* What you need to do:
Could you give each line of every listing below as a JSON list of strings, with one string per line and blank lines left out?

Source records start

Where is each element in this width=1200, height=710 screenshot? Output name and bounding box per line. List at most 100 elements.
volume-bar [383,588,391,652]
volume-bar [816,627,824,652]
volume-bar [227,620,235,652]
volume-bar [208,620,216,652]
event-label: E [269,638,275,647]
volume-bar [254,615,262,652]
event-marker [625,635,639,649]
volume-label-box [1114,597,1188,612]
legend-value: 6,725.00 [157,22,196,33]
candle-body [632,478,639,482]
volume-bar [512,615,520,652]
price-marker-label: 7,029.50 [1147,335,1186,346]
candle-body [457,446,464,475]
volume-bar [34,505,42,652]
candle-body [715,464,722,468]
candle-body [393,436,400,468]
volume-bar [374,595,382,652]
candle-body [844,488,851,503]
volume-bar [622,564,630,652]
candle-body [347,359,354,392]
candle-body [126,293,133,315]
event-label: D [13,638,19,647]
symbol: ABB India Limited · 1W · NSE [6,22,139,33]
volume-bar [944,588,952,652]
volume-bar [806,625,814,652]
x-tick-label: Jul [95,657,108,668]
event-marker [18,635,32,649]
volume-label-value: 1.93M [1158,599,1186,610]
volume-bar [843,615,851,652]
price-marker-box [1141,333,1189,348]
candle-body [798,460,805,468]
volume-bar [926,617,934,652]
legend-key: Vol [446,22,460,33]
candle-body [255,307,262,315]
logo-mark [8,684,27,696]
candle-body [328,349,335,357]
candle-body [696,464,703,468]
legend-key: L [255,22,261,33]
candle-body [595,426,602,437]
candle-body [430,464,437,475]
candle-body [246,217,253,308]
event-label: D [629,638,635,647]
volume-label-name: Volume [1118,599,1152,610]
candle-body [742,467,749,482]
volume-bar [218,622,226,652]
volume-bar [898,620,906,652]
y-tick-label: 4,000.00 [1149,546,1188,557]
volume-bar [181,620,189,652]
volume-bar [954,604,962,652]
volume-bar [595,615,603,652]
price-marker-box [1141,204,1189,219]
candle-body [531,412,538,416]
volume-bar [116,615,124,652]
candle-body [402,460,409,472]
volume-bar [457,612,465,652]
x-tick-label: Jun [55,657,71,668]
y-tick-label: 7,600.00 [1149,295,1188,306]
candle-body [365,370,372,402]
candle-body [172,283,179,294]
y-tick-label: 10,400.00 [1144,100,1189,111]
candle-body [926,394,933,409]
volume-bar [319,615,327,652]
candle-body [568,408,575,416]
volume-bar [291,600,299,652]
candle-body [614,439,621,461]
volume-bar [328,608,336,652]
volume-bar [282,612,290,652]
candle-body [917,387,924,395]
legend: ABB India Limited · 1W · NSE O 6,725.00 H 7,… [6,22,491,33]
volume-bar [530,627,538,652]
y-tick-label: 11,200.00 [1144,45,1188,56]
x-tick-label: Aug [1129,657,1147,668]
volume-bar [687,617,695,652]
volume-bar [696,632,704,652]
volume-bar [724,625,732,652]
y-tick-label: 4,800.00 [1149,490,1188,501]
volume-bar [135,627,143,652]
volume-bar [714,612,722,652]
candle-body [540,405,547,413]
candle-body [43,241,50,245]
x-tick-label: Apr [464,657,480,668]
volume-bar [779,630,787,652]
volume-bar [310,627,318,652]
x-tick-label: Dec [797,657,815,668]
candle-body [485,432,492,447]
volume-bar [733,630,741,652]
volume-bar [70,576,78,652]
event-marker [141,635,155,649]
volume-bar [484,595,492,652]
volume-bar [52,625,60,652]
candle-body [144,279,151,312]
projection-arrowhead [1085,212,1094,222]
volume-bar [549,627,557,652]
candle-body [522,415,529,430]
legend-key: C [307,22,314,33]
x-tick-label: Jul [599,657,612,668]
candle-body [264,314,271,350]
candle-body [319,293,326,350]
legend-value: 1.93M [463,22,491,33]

Source records end

* Complete output:
[
  "Where is each element in this width=1200, height=710 screenshot? Output name and bounding box per line. List at most 100 elements.",
  "volume-bar [383,588,391,652]",
  "volume-bar [816,627,824,652]",
  "volume-bar [227,620,235,652]",
  "volume-bar [208,620,216,652]",
  "event-label: E [269,638,275,647]",
  "volume-bar [254,615,262,652]",
  "event-marker [625,635,639,649]",
  "volume-label-box [1114,597,1188,612]",
  "legend-value: 6,725.00 [157,22,196,33]",
  "candle-body [632,478,639,482]",
  "volume-bar [512,615,520,652]",
  "price-marker-label: 7,029.50 [1147,335,1186,346]",
  "candle-body [457,446,464,475]",
  "volume-bar [34,505,42,652]",
  "candle-body [715,464,722,468]",
  "candle-body [393,436,400,468]",
  "volume-bar [374,595,382,652]",
  "candle-body [844,488,851,503]",
  "volume-bar [622,564,630,652]",
  "candle-body [347,359,354,392]",
  "candle-body [126,293,133,315]",
  "event-label: D [13,638,19,647]",
  "symbol: ABB India Limited · 1W · NSE [6,22,139,33]",
  "volume-bar [944,588,952,652]",
  "volume-bar [806,625,814,652]",
  "x-tick-label: Jul [95,657,108,668]",
  "event-marker [18,635,32,649]",
  "volume-label-value: 1.93M [1158,599,1186,610]",
  "volume-bar [843,615,851,652]",
  "price-marker-box [1141,333,1189,348]",
  "candle-body [798,460,805,468]",
  "volume-bar [926,617,934,652]",
  "legend-key: Vol [446,22,460,33]",
  "candle-body [255,307,262,315]",
  "logo-mark [8,684,27,696]",
  "candle-body [328,349,335,357]",
  "candle-body [696,464,703,468]",
  "legend-key: L [255,22,261,33]",
  "candle-body [595,426,602,437]",
  "candle-body [430,464,437,475]",
  "candle-body [246,217,253,308]",
  "event-label: D [629,638,635,647]",
  "volume-label-name: Volume [1118,599,1152,610]",
  "candle-body [742,467,749,482]",
  "volume-bar [218,622,226,652]",
  "volume-bar [898,620,906,652]",
  "y-tick-label: 4,000.00 [1149,546,1188,557]",
  "volume-bar [181,620,189,652]",
  "volume-bar [954,604,962,652]",
  "volume-bar [595,615,603,652]",
  "price-marker-box [1141,204,1189,219]",
  "candle-body [531,412,538,416]",
  "volume-bar [116,615,124,652]",
  "candle-body [402,460,409,472]",
  "volume-bar [457,612,465,652]",
  "x-tick-label: Jun [55,657,71,668]",
  "y-tick-label: 7,600.00 [1149,295,1188,306]",
  "candle-body [365,370,372,402]",
  "candle-body [172,283,179,294]",
  "y-tick-label: 10,400.00 [1144,100,1189,111]",
  "candle-body [926,394,933,409]",
  "volume-bar [319,615,327,652]",
  "candle-body [568,408,575,416]",
  "volume-bar [291,600,299,652]",
  "candle-body [614,439,621,461]",
  "volume-bar [328,608,336,652]",
  "volume-bar [282,612,290,652]",
  "candle-body [917,387,924,395]",
  "legend: ABB India Limited · 1W · NSE O 6,725.00 H 7,… [6,22,491,33]",
  "volume-bar [530,627,538,652]",
  "y-tick-label: 11,200.00 [1144,45,1188,56]",
  "x-tick-label: Aug [1129,657,1147,668]",
  "volume-bar [687,617,695,652]",
  "volume-bar [696,632,704,652]",
  "volume-bar [724,625,732,652]",
  "y-tick-label: 4,800.00 [1149,490,1188,501]",
  "volume-bar [135,627,143,652]",
  "volume-bar [714,612,722,652]",
  "candle-body [540,405,547,413]",
  "candle-body [43,241,50,245]",
  "x-tick-label: Apr [464,657,480,668]",
  "volume-bar [779,630,787,652]",
  "volume-bar [310,627,318,652]",
  "x-tick-label: Dec [797,657,815,668]",
  "candle-body [485,432,492,447]",
  "volume-bar [733,630,741,652]",
  "volume-bar [70,576,78,652]",
  "event-marker [141,635,155,649]",
  "volume-bar [484,595,492,652]",
  "volume-bar [52,625,60,652]",
  "candle-body [144,279,151,312]",
  "projection-arrowhead [1085,212,1094,222]",
  "volume-bar [549,627,557,652]",
  "candle-body [522,415,529,430]",
  "legend-key: C [307,22,314,33]",
  "x-tick-label: Jul [599,657,612,668]",
  "candle-body [264,314,271,350]",
  "candle-body [319,293,326,350]",
  "legend-value: 1.93M [463,22,491,33]"
]